> **Instruction**: Reproduce the records below in full and exactly, without their images.

> **Listed entries**:
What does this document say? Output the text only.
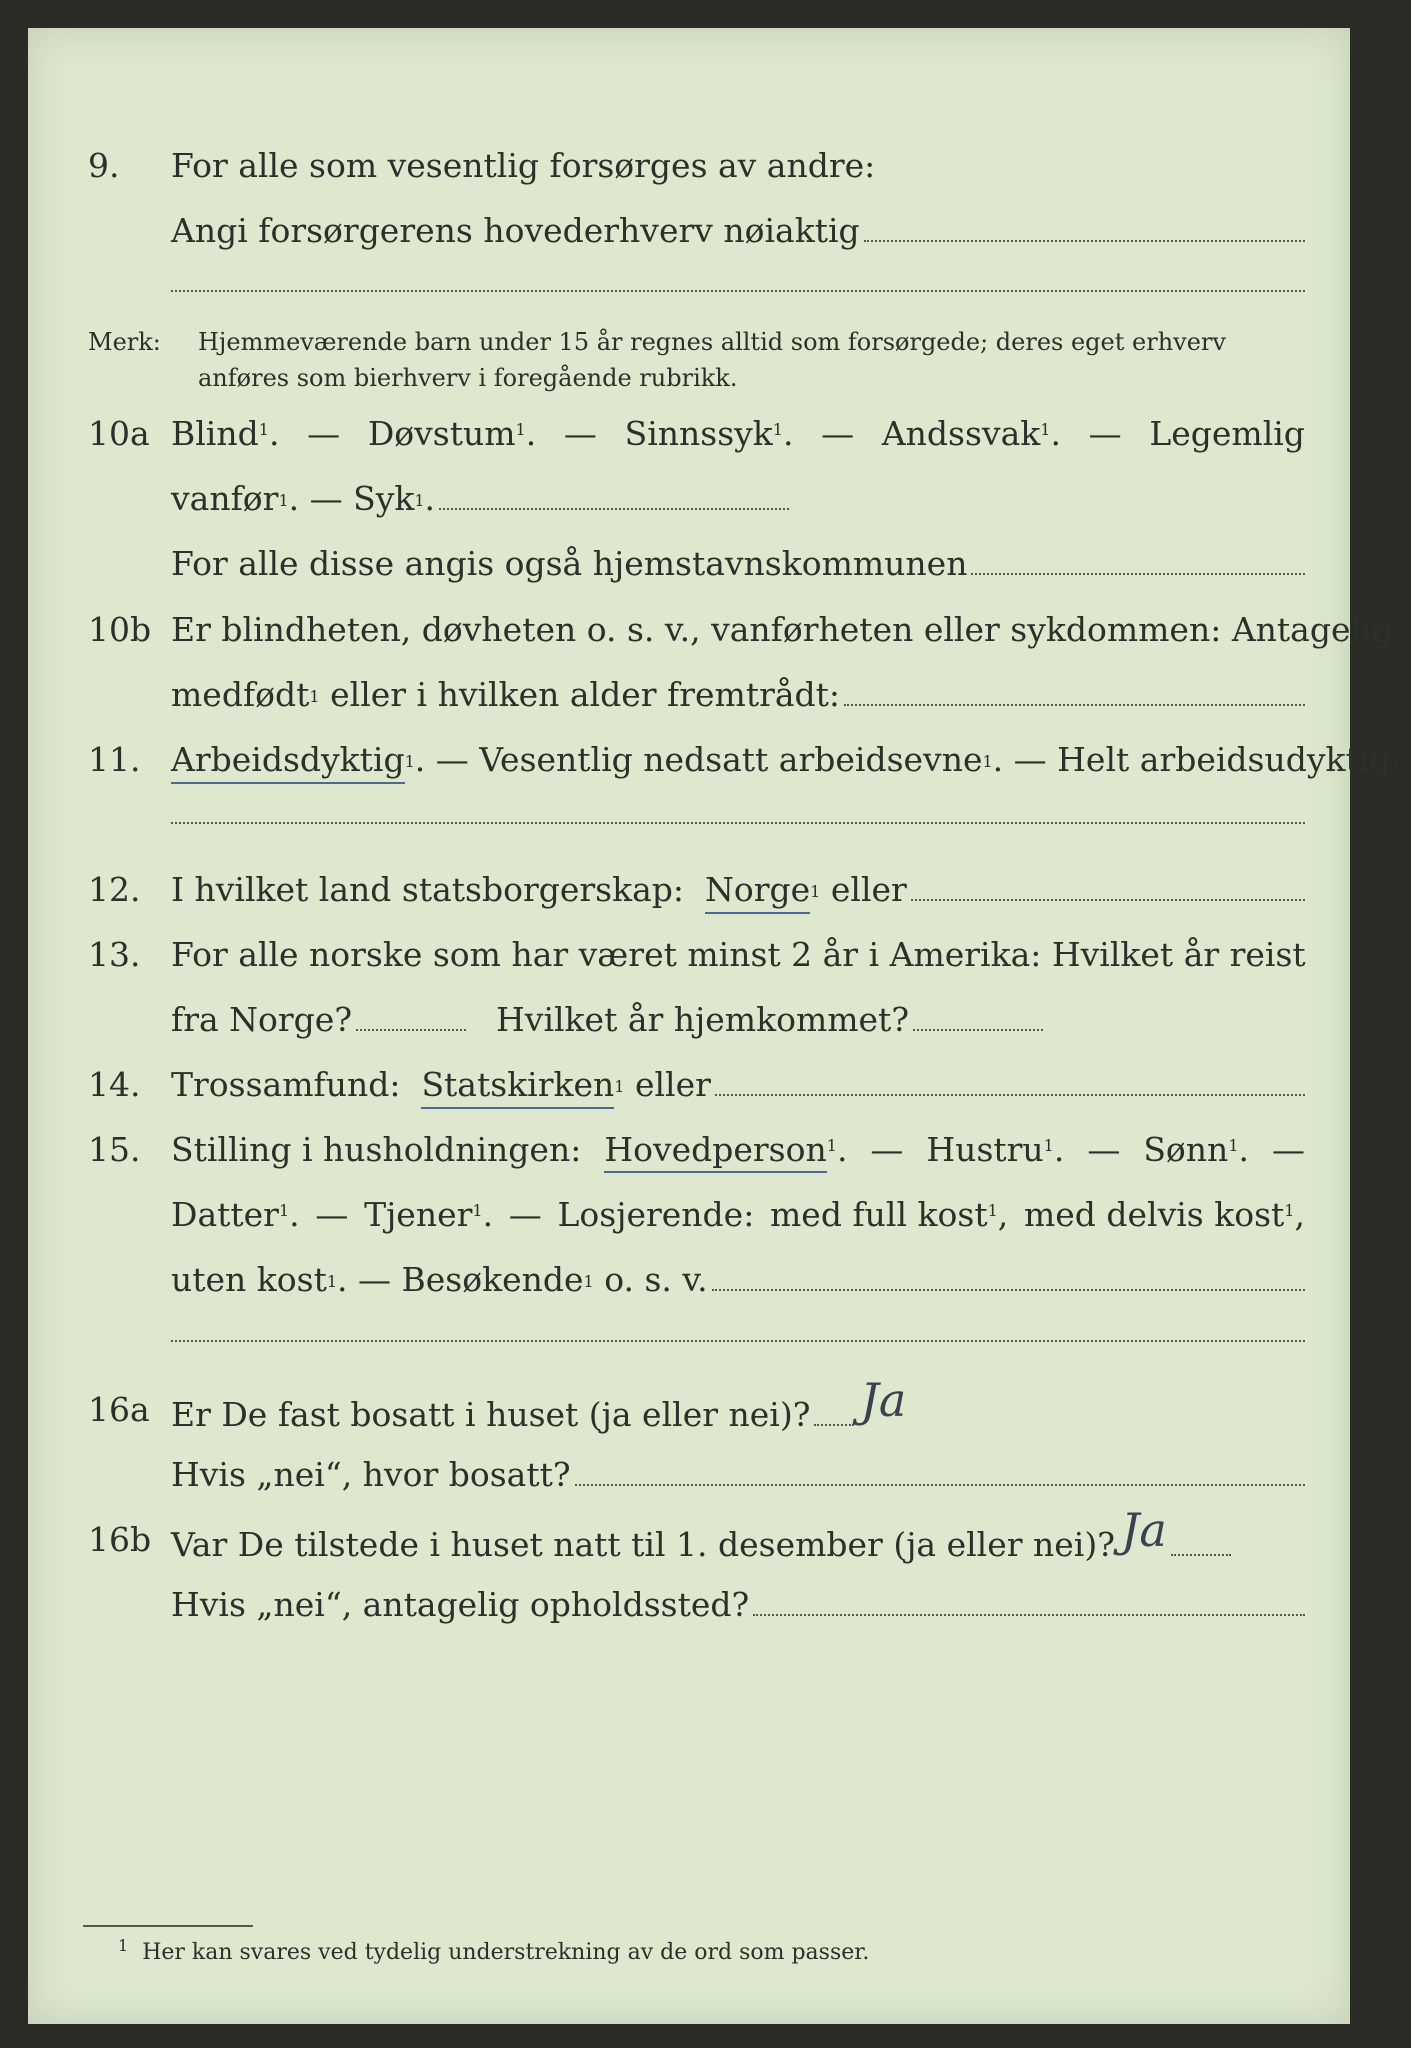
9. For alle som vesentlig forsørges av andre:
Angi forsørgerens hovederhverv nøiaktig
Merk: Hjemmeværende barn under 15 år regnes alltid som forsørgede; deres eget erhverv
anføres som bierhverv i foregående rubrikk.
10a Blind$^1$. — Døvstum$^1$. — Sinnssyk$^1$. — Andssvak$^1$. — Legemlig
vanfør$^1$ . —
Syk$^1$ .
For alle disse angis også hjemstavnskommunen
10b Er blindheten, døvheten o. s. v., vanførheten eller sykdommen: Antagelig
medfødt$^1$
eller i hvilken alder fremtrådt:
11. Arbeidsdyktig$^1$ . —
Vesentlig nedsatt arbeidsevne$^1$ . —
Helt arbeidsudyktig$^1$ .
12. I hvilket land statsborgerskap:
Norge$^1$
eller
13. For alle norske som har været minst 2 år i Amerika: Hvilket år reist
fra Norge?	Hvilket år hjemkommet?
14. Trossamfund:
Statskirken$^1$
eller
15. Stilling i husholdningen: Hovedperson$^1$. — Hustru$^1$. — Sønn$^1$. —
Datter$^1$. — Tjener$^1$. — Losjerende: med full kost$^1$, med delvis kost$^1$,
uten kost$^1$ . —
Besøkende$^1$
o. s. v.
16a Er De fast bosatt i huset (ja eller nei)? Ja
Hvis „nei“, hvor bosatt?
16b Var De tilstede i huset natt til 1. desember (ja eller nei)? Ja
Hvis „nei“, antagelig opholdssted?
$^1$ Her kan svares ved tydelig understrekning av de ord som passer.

> **The output**:
What does this document say? Output the text only.
9. For alle som vesentlig forsørges av andre:
Angi forsørgerens hovederhverv nøiaktig
Merk: Hjemmeværende barn under 15 år regnes alltid som forsørgede; deres eget erhverv
anføres som bierhverv i foregående rubrikk.
10a Blind$^1$. — Døvstum$^1$. — Sinnssyk$^1$. — Andssvak$^1$. — Legemlig
vanfør$^1$ . —
Syk$^1$ .
For alle disse angis også hjemstavnskommunen
10b Er blindheten, døvheten o. s. v., vanførheten eller sykdommen: Antagelig
medfødt$^1$
eller i hvilken alder fremtrådt:
11. Arbeidsdyktig$^1$ . —
Vesentlig nedsatt arbeidsevne$^1$ . —
Helt arbeidsudyktig$^1$ .
12. I hvilket land statsborgerskap:
Norge$^1$
eller
13. For alle norske som har været minst 2 år i Amerika: Hvilket år reist
fra Norge?	Hvilket år hjemkommet?
14. Trossamfund:
Statskirken$^1$
eller
15. Stilling i husholdningen: Hovedperson$^1$. — Hustru$^1$. — Sønn$^1$. —
Datter$^1$. — Tjener$^1$. — Losjerende: med full kost$^1$, med delvis kost$^1$,
uten kost$^1$ . —
Besøkende$^1$
o. s. v.
16a Er De fast bosatt i huset (ja eller nei)? Ja
Hvis „nei“, hvor bosatt?
16b Var De tilstede i huset natt til 1. desember (ja eller nei)? Ja
Hvis „nei“, antagelig opholdssted?
$^1$ Her kan svares ved tydelig understrekning av de ord som passer.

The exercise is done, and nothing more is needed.